* **AIM**:
Here are some records. Copy each one exactly.
-- START OF ENTRIES --
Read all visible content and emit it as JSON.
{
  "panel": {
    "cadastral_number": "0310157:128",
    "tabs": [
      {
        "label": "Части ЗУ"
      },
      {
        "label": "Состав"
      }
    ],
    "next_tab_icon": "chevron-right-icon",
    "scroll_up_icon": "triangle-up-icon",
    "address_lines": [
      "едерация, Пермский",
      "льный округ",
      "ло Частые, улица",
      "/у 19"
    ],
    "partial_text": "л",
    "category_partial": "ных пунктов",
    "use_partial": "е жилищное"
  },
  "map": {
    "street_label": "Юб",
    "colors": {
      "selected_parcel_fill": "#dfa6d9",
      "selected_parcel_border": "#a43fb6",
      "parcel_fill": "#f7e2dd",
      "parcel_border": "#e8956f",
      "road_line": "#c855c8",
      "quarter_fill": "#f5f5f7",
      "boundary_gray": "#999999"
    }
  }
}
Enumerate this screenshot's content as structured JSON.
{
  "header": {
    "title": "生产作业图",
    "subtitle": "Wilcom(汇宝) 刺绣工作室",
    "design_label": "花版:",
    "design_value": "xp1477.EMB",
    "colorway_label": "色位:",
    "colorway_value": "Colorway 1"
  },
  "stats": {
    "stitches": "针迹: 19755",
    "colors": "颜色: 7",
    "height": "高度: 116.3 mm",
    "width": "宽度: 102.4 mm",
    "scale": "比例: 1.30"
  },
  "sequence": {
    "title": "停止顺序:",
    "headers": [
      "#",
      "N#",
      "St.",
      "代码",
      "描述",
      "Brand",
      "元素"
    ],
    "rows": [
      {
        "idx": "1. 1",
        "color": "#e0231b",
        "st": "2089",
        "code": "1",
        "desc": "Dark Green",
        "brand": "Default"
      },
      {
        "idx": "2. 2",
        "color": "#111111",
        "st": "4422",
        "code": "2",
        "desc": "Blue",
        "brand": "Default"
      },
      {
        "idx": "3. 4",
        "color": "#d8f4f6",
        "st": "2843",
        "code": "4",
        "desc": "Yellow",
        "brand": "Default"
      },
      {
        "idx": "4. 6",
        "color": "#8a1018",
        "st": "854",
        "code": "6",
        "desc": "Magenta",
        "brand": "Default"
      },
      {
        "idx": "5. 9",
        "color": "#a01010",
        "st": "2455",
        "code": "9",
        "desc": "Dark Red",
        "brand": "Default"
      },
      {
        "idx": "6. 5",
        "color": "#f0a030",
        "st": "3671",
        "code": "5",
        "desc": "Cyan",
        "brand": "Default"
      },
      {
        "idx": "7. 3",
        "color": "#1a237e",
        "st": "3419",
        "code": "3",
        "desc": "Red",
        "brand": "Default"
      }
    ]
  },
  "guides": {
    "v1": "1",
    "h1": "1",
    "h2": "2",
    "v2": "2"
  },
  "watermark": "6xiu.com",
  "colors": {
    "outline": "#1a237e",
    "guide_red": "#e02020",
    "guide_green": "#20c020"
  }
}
-- END OF ENTRIES --
* **COMPLETE RESPONSE**:
Read all visible content and emit it as JSON.
{
  "panel": {
    "cadastral_number": "0310157:128",
    "tabs": [
      {
        "label": "Части ЗУ"
      },
      {
        "label": "Состав"
      }
    ],
    "next_tab_icon": "chevron-right-icon",
    "scroll_up_icon": "triangle-up-icon",
    "address_lines": [
      "едерация, Пермский",
      "льный округ",
      "ло Частые, улица",
      "/у 19"
    ],
    "partial_text": "л",
    "category_partial": "ных пунктов",
    "use_partial": "е жилищное"
  },
  "map": {
    "street_label": "Юб",
    "colors": {
      "selected_parcel_fill": "#dfa6d9",
      "selected_parcel_border": "#a43fb6",
      "parcel_fill": "#f7e2dd",
      "parcel_border": "#e8956f",
      "road_line": "#c855c8",
      "quarter_fill": "#f5f5f7",
      "boundary_gray": "#999999"
    }
  }
}
Enumerate this screenshot's content as structured JSON.
{
  "header": {
    "title": "生产作业图",
    "subtitle": "Wilcom(汇宝) 刺绣工作室",
    "design_label": "花版:",
    "design_value": "xp1477.EMB",
    "colorway_label": "色位:",
    "colorway_value": "Colorway 1"
  },
  "stats": {
    "stitches": "针迹: 19755",
    "colors": "颜色: 7",
    "height": "高度: 116.3 mm",
    "width": "宽度: 102.4 mm",
    "scale": "比例: 1.30"
  },
  "sequence": {
    "title": "停止顺序:",
    "headers": [
      "#",
      "N#",
      "St.",
      "代码",
      "描述",
      "Brand",
      "元素"
    ],
    "rows": [
      {
        "idx": "1. 1",
        "color": "#e0231b",
        "st": "2089",
        "code": "1",
        "desc": "Dark Green",
        "brand": "Default"
      },
      {
        "idx": "2. 2",
        "color": "#111111",
        "st": "4422",
        "code": "2",
        "desc": "Blue",
        "brand": "Default"
      },
      {
        "idx": "3. 4",
        "color": "#d8f4f6",
        "st": "2843",
        "code": "4",
        "desc": "Yellow",
        "brand": "Default"
      },
      {
        "idx": "4. 6",
        "color": "#8a1018",
        "st": "854",
        "code": "6",
        "desc": "Magenta",
        "brand": "Default"
      },
      {
        "idx": "5. 9",
        "color": "#a01010",
        "st": "2455",
        "code": "9",
        "desc": "Dark Red",
        "brand": "Default"
      },
      {
        "idx": "6. 5",
        "color": "#f0a030",
        "st": "3671",
        "code": "5",
        "desc": "Cyan",
        "brand": "Default"
      },
      {
        "idx": "7. 3",
        "color": "#1a237e",
        "st": "3419",
        "code": "3",
        "desc": "Red",
        "brand": "Default"
      }
    ]
  },
  "guides": {
    "v1": "1",
    "h1": "1",
    "h2": "2",
    "v2": "2"
  },
  "watermark": "6xiu.com",
  "colors": {
    "outline": "#1a237e",
    "guide_red": "#e02020",
    "guide_green": "#20c020"
  }
}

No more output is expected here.